- [Task details]:
From the records below, copy every line that contains the word "planu".

- [Material for this exercise]:
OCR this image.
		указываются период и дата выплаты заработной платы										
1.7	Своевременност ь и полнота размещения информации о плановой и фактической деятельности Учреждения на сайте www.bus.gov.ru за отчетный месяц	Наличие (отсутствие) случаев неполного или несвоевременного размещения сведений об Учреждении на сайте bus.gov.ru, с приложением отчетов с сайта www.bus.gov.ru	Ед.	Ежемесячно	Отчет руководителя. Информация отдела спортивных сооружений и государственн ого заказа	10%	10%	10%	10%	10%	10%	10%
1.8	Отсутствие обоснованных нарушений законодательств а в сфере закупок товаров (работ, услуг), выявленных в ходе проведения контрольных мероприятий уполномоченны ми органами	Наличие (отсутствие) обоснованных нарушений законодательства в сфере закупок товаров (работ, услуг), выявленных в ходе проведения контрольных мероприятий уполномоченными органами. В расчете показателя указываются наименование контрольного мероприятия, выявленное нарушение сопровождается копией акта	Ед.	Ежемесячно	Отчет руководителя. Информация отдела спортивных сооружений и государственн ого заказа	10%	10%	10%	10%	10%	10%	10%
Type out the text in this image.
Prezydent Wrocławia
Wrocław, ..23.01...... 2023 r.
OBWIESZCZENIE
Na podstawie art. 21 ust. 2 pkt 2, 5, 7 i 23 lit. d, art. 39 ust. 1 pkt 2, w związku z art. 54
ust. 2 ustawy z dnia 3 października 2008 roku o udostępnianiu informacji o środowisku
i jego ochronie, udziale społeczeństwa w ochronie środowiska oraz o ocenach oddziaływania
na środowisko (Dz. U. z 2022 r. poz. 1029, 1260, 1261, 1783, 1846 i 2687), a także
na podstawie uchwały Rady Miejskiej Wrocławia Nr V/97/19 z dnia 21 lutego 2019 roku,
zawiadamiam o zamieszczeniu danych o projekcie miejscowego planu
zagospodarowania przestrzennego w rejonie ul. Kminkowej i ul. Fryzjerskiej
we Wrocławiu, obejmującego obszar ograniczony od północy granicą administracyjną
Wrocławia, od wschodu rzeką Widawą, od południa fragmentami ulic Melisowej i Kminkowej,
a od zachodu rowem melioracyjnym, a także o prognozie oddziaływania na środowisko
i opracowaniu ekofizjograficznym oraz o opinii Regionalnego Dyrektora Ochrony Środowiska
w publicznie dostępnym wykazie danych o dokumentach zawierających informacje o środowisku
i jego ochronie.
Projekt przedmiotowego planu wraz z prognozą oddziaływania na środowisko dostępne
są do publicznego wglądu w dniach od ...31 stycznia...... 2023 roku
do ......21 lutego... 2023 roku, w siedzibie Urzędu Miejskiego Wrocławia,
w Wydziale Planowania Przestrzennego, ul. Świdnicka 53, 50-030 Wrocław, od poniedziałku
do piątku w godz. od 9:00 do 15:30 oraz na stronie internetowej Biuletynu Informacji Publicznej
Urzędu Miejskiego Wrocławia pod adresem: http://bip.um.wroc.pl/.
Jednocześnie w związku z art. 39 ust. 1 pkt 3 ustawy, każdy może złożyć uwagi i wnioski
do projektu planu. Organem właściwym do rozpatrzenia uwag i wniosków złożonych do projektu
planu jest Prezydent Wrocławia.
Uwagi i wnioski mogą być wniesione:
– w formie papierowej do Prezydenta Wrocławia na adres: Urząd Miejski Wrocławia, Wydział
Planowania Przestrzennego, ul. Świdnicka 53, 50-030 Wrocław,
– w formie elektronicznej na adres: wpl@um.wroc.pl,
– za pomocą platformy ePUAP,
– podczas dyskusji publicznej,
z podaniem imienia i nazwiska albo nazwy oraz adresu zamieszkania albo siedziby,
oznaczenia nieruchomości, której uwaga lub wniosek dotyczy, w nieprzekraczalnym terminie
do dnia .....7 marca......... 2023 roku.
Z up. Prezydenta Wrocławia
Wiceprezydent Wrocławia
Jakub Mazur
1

- [Exercise answer]:
zawiadamiam o zamieszczeniu danych o projekcie miejscowego planu
Projekt przedmiotowego planu wraz z prognozą oddziaływania na środowisko dostępne
do projektu planu. Organem właściwym do rozpatrzenia uwag i wniosków złożonych do projektu
planu jest Prezydent Wrocławia.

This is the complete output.